PROBLEM DETAILS
Your answer must consist solely of the number of lines that contain the word "JSON".

=======

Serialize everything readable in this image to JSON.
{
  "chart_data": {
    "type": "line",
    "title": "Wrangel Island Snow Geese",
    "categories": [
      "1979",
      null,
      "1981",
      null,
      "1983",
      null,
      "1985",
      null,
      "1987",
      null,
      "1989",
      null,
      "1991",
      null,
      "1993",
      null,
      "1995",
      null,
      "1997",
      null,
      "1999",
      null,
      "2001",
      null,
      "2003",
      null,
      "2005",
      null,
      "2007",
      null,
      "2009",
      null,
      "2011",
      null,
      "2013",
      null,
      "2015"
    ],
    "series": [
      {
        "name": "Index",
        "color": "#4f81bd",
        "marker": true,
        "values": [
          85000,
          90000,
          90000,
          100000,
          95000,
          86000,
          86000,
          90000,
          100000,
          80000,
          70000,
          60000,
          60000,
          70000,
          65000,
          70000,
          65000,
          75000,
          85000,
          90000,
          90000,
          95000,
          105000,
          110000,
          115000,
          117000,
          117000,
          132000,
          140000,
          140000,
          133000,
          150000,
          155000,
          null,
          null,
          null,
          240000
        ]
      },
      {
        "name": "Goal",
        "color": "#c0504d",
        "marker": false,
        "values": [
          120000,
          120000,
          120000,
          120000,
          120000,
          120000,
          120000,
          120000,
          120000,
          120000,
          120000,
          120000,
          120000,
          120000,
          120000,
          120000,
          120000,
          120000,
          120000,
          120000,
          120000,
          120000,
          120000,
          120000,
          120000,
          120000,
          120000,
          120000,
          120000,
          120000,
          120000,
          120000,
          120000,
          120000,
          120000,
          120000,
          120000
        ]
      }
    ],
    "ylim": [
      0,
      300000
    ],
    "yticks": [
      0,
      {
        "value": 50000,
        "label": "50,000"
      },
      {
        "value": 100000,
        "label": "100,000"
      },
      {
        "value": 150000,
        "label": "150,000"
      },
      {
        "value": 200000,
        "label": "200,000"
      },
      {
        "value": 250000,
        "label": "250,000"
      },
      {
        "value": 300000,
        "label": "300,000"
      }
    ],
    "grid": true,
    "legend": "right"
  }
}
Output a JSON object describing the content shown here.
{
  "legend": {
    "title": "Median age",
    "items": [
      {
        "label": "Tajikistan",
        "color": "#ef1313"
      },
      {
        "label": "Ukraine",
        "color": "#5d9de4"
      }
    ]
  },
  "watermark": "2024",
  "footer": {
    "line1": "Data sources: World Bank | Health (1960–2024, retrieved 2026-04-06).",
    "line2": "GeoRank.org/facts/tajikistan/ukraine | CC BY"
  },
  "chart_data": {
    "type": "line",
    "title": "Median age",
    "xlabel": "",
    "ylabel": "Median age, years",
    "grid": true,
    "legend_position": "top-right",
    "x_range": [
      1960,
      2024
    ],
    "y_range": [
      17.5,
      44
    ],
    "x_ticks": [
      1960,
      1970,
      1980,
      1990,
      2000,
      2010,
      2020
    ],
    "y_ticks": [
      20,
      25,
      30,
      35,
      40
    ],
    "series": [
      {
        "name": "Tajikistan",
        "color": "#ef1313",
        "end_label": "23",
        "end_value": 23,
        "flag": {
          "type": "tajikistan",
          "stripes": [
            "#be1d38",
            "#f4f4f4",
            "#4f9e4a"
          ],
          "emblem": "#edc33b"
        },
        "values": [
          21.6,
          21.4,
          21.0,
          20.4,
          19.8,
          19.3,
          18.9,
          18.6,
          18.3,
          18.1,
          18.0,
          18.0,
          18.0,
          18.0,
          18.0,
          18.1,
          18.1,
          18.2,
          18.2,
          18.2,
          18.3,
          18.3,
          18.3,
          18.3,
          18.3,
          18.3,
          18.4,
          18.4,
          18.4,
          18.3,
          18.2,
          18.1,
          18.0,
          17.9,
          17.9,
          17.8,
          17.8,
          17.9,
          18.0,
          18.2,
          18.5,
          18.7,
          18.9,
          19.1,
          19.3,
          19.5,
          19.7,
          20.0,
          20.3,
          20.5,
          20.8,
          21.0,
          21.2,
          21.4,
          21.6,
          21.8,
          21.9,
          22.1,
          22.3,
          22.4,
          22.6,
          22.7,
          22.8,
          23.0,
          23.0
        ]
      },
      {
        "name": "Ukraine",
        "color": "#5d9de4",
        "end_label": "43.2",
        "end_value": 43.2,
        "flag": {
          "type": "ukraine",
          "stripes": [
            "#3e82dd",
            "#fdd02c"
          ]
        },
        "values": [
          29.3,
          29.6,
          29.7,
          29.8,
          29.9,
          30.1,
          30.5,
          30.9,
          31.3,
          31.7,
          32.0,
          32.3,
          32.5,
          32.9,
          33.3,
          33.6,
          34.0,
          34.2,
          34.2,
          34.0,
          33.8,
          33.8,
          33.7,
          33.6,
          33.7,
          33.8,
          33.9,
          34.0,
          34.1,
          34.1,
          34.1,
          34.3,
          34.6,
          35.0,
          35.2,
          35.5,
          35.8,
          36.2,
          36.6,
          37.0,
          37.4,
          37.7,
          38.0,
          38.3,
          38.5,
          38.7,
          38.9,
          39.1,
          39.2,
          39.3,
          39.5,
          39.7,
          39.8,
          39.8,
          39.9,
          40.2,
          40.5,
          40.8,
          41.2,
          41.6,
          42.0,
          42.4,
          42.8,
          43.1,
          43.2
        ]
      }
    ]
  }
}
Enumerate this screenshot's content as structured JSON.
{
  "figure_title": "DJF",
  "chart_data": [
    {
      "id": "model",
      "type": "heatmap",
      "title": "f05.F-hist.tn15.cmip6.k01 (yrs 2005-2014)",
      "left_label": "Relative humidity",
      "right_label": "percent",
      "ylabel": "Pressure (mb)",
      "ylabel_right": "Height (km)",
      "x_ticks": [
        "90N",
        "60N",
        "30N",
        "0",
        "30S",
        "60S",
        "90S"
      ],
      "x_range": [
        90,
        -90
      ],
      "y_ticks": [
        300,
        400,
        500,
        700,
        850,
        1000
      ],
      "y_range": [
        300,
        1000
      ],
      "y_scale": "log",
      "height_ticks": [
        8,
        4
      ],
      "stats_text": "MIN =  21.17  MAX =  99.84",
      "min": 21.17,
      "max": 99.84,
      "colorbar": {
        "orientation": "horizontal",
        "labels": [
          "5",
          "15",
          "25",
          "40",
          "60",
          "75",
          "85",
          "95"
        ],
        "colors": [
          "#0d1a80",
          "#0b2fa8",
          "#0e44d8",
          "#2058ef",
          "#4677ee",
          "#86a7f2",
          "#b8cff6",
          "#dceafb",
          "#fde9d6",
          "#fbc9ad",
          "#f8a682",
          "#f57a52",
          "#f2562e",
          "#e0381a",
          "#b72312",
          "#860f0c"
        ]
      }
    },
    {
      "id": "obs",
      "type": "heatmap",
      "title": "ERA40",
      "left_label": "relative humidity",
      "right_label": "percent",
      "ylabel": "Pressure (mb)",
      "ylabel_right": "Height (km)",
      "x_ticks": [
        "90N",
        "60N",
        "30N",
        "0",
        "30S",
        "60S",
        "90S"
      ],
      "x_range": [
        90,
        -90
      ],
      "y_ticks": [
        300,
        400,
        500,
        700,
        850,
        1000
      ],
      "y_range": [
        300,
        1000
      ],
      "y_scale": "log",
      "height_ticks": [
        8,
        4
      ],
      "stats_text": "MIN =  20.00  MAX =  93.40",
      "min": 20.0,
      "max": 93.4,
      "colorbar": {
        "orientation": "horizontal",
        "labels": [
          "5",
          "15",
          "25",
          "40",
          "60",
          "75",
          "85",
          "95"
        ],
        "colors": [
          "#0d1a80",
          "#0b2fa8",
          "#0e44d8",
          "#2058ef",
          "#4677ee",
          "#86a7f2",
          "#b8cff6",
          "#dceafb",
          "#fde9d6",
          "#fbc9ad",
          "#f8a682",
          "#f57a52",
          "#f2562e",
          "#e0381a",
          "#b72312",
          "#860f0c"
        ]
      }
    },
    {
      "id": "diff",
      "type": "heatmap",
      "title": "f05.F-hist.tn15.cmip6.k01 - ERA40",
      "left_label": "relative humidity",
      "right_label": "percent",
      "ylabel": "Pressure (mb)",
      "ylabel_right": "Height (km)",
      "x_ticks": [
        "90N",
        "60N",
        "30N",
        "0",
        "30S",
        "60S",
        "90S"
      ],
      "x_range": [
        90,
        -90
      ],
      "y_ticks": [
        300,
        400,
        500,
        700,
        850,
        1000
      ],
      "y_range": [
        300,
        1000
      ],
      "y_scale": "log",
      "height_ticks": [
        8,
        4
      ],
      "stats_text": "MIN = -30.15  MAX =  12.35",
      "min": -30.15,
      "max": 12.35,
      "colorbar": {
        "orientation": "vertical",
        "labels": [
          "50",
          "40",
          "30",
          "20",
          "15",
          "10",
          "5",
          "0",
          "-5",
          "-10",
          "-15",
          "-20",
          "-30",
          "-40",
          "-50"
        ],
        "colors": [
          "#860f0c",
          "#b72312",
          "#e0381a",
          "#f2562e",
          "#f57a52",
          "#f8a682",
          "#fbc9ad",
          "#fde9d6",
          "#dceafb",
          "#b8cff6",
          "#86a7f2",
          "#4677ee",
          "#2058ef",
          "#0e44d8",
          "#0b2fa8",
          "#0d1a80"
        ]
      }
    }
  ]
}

=======

ANSWER TO THIS TASK
3